State only how many lines below include the string "thought".

● INPUT FOR THIS TASK
_ _ _ _ _ _ _

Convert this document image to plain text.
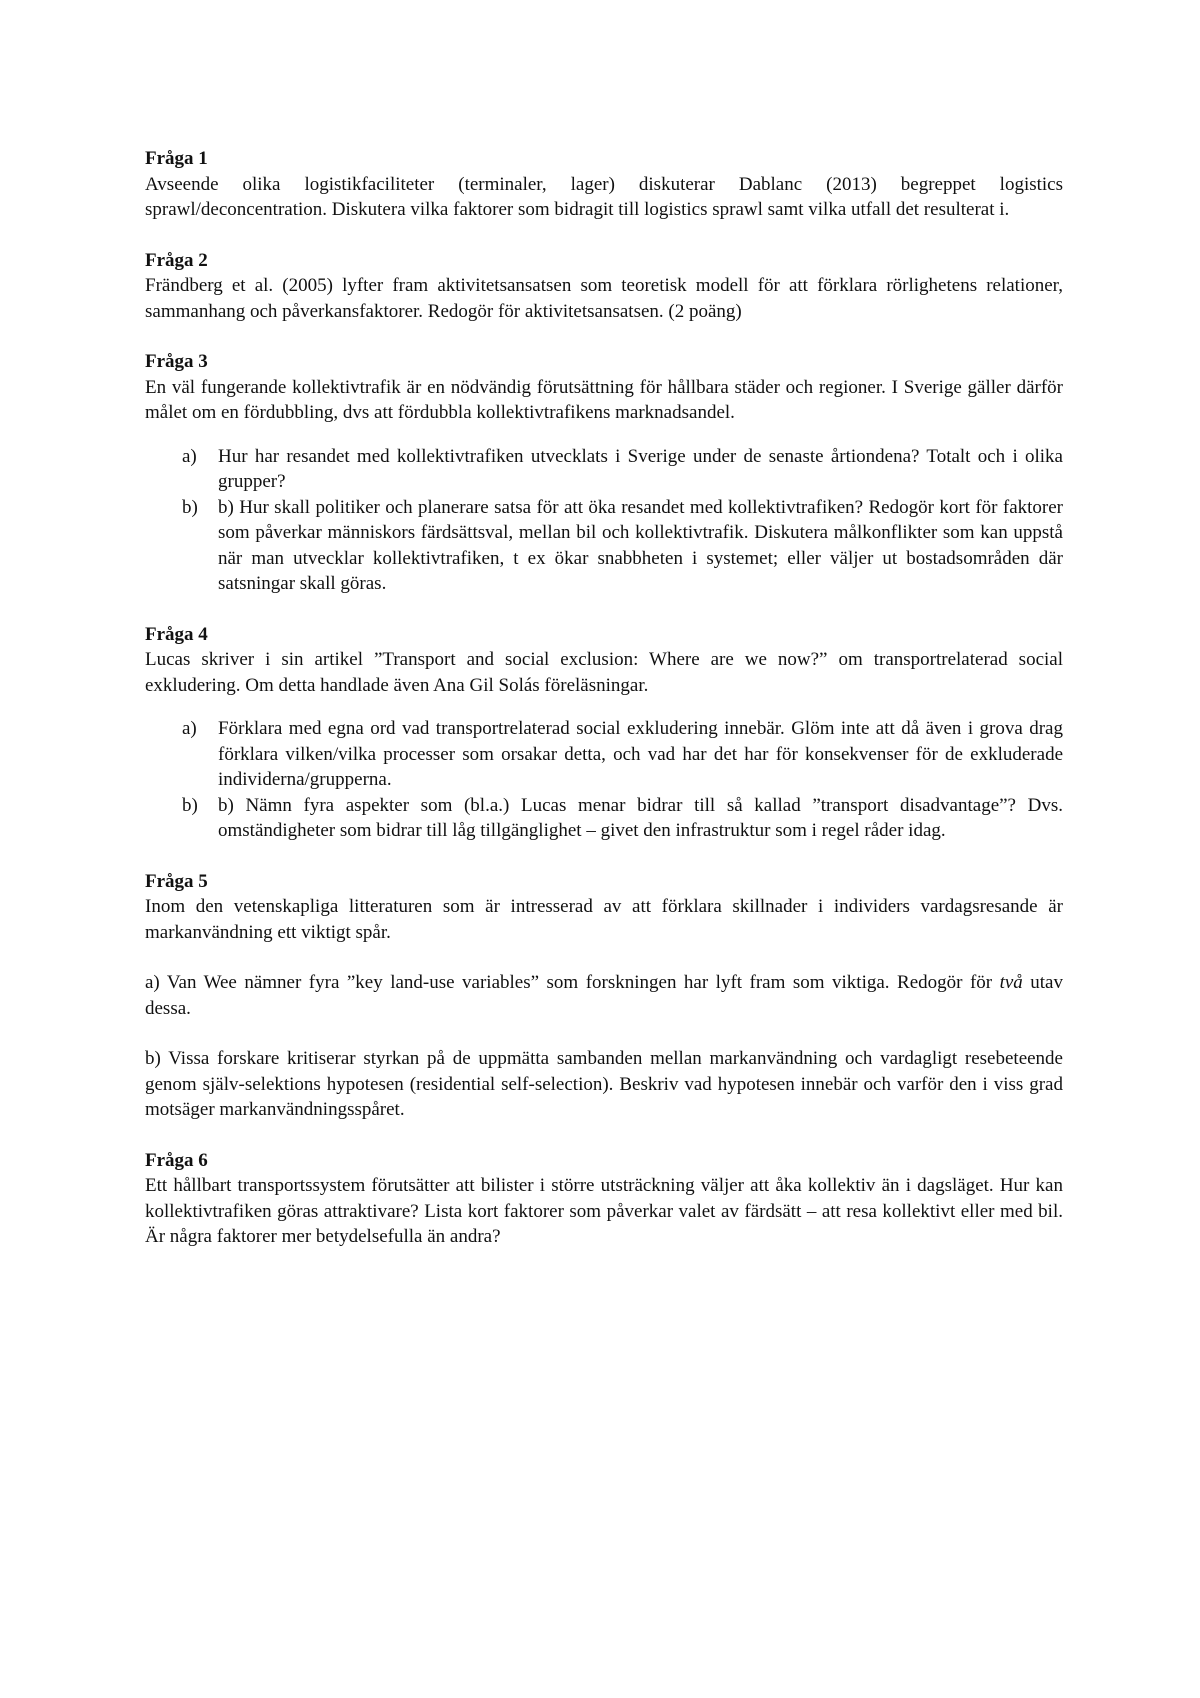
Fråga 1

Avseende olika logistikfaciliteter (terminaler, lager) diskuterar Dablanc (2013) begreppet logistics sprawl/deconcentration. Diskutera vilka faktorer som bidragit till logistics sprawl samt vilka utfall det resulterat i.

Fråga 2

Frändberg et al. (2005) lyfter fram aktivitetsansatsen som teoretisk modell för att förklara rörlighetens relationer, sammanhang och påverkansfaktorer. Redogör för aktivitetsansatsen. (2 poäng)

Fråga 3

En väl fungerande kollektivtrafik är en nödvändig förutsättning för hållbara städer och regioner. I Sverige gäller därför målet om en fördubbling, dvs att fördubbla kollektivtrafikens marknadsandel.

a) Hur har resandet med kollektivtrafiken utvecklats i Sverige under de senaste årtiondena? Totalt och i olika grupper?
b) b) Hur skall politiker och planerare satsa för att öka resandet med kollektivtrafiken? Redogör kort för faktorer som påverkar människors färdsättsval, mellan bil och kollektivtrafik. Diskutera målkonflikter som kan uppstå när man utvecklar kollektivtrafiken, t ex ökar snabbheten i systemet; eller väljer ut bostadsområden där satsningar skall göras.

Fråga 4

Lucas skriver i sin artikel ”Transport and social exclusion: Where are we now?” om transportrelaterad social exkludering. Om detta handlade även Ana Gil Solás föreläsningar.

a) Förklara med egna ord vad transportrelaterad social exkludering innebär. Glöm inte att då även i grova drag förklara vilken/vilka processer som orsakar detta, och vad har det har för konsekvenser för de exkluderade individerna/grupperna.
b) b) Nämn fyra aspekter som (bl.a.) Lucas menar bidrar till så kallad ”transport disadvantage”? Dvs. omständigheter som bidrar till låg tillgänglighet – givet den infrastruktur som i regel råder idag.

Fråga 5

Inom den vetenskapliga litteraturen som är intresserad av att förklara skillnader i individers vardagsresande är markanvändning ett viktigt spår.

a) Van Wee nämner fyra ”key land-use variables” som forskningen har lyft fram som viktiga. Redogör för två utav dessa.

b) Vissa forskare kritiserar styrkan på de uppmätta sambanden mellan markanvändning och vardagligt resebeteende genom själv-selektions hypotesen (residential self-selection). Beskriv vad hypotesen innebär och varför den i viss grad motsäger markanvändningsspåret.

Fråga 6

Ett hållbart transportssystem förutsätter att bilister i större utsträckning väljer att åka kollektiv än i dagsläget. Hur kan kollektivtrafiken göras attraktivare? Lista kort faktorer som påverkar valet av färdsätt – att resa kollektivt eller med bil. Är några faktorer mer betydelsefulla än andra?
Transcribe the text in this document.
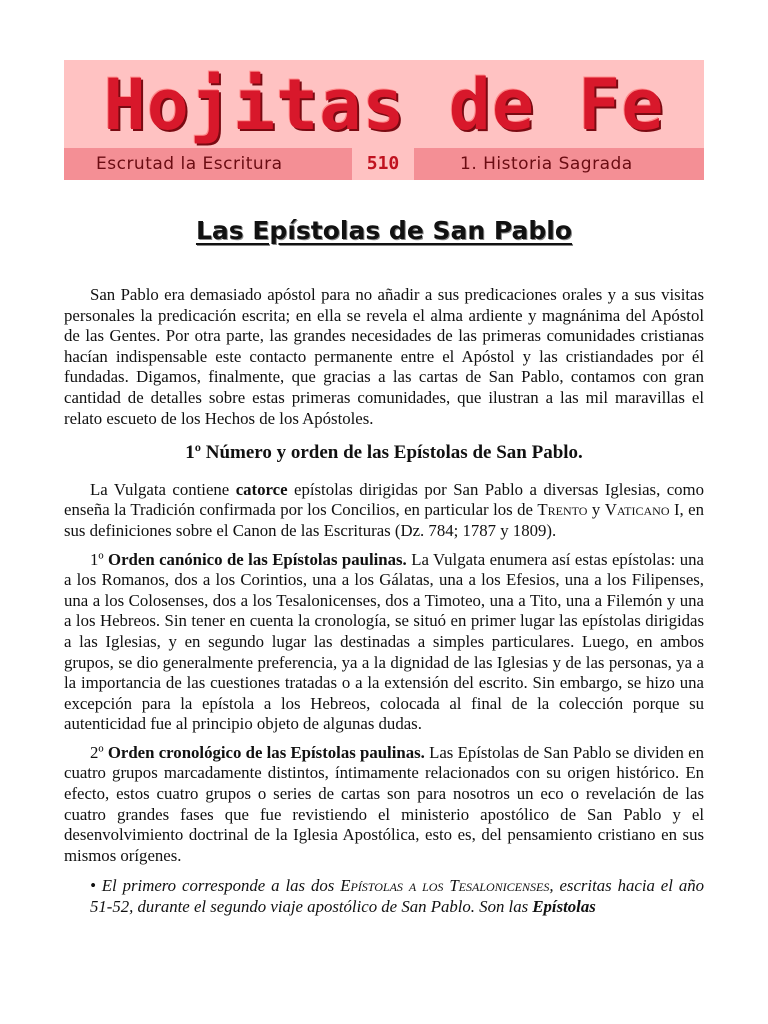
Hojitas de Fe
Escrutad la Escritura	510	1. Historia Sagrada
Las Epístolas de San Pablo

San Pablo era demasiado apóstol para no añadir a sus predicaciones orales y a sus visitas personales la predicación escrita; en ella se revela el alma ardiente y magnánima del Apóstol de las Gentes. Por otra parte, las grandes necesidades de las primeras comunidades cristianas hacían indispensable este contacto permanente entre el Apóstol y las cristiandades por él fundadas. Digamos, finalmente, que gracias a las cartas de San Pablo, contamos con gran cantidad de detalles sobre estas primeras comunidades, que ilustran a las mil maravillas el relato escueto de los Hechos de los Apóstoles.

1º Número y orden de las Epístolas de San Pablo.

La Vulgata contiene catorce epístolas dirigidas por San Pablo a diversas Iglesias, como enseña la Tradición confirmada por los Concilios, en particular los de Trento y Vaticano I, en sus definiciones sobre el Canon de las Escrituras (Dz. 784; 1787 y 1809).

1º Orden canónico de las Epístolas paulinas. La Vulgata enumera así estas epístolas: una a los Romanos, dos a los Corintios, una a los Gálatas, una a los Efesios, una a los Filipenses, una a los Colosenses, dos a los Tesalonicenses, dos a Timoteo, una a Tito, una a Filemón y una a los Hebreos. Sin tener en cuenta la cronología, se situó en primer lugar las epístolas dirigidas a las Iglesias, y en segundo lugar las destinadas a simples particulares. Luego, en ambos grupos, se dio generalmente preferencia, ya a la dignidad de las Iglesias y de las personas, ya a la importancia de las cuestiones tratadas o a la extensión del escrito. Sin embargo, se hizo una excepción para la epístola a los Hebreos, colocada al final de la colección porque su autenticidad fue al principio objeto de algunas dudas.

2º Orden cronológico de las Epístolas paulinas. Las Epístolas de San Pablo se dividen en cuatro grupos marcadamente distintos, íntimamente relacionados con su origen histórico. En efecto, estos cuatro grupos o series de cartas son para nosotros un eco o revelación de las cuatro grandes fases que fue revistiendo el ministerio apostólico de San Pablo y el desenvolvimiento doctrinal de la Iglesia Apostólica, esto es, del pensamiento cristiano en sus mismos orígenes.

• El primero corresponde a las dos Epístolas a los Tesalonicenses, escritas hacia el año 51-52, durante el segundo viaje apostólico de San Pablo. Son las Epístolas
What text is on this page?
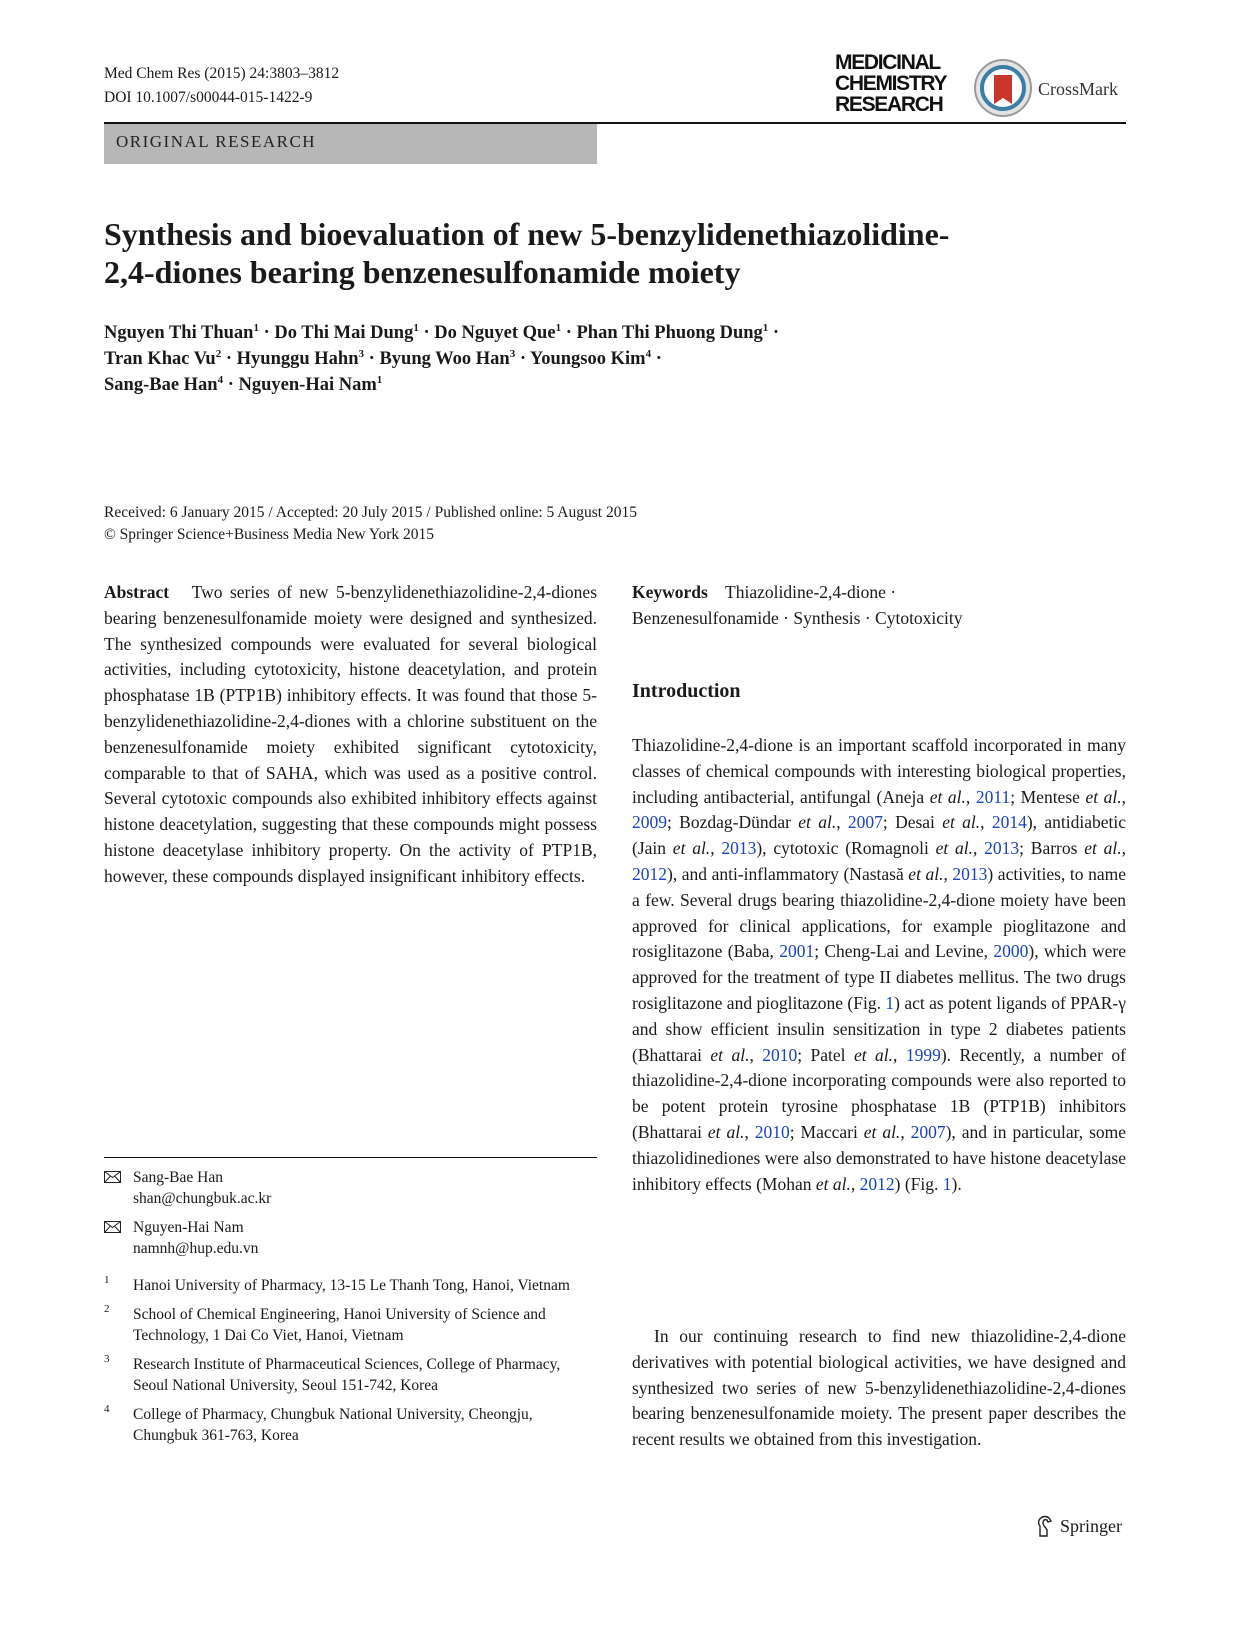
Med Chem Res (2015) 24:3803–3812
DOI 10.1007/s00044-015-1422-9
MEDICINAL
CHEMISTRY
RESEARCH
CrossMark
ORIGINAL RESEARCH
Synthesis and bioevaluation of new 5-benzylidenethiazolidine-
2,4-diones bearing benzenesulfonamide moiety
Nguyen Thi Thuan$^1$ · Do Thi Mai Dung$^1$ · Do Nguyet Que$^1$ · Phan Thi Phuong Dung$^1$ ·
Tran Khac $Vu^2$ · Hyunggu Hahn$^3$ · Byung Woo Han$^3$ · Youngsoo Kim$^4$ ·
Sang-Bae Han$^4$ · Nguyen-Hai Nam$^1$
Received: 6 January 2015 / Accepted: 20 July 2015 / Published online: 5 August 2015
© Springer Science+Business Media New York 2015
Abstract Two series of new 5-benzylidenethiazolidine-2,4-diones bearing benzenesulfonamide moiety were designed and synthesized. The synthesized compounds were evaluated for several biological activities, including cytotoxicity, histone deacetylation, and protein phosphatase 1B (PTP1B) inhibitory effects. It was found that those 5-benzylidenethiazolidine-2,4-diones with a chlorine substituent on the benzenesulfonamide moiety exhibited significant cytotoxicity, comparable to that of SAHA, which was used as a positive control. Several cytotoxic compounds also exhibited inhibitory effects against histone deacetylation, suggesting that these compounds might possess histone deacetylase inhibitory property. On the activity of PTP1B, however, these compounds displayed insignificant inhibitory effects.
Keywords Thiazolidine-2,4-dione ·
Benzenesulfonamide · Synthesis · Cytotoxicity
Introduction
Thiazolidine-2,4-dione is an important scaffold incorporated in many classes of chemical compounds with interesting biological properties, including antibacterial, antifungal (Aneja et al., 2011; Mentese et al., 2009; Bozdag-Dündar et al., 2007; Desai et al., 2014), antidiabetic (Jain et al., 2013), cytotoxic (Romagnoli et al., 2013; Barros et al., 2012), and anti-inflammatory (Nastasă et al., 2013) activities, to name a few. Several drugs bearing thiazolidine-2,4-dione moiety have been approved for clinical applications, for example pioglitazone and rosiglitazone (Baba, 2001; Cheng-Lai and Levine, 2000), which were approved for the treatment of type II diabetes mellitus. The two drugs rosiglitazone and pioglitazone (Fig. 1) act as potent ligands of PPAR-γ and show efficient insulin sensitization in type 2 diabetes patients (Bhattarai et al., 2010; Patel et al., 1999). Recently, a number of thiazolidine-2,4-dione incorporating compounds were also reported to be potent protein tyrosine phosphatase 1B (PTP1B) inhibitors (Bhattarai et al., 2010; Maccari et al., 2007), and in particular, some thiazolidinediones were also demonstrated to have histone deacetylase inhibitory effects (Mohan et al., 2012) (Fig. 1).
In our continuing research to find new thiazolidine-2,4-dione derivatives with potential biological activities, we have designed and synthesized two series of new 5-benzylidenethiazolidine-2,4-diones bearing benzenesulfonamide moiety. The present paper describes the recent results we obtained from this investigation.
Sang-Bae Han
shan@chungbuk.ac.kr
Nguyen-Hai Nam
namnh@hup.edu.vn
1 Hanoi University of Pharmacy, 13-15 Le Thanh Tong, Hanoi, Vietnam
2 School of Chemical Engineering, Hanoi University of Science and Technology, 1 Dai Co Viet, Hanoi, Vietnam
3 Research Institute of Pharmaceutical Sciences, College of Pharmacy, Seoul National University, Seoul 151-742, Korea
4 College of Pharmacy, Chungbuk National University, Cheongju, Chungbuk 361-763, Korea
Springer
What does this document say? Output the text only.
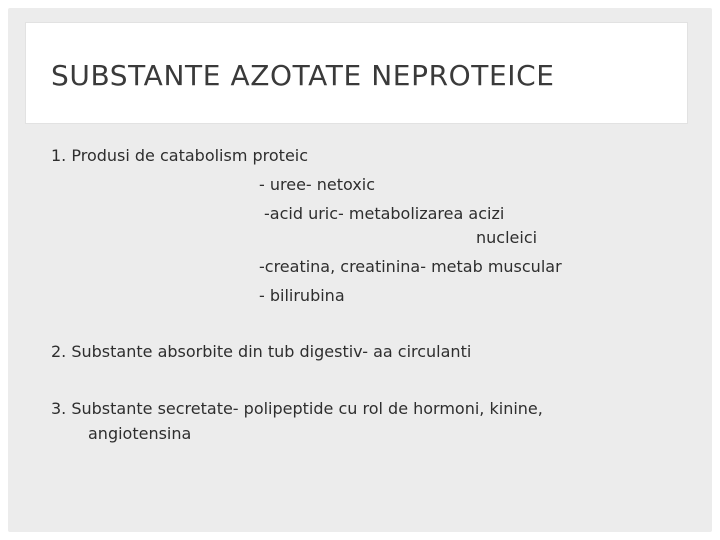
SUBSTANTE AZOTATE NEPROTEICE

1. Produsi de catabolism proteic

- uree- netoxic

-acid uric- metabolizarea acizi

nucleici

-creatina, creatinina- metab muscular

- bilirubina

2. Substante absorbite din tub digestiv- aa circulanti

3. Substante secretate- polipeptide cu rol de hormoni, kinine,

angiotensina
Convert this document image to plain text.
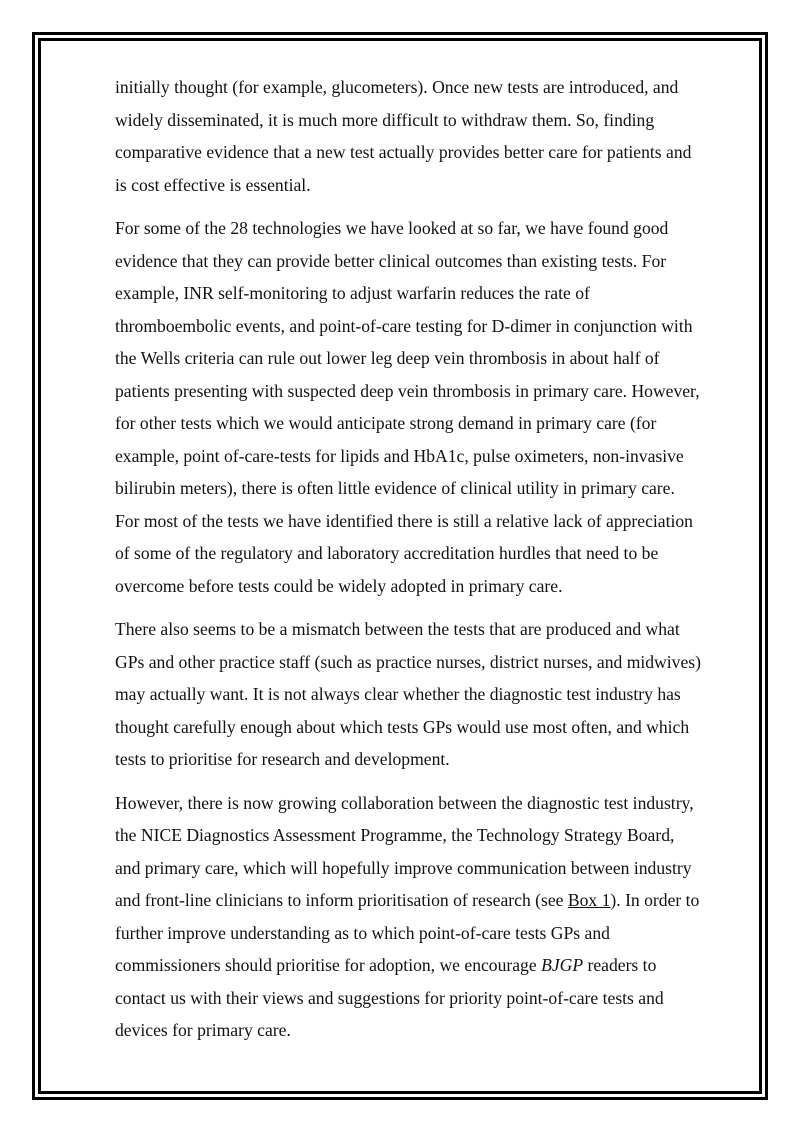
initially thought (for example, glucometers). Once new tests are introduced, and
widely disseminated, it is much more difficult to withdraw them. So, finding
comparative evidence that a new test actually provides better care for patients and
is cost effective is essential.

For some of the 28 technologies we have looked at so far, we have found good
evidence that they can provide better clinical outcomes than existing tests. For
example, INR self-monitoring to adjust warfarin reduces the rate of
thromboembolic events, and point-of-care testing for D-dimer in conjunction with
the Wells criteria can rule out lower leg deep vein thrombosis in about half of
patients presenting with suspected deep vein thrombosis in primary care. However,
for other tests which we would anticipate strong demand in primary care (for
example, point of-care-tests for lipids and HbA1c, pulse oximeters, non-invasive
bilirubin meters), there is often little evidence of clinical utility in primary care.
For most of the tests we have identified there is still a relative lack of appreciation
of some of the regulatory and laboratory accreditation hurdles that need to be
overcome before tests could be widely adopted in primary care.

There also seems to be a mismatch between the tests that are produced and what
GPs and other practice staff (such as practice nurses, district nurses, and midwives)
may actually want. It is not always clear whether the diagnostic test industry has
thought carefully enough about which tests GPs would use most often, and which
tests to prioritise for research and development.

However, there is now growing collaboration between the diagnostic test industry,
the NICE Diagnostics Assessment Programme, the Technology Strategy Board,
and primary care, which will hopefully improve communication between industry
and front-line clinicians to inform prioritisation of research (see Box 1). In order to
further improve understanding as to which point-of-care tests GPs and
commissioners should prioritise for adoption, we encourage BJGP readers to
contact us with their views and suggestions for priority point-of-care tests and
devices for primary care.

_ _ _ _ _ _ _

● ANSWER TO THE EXERCISE
2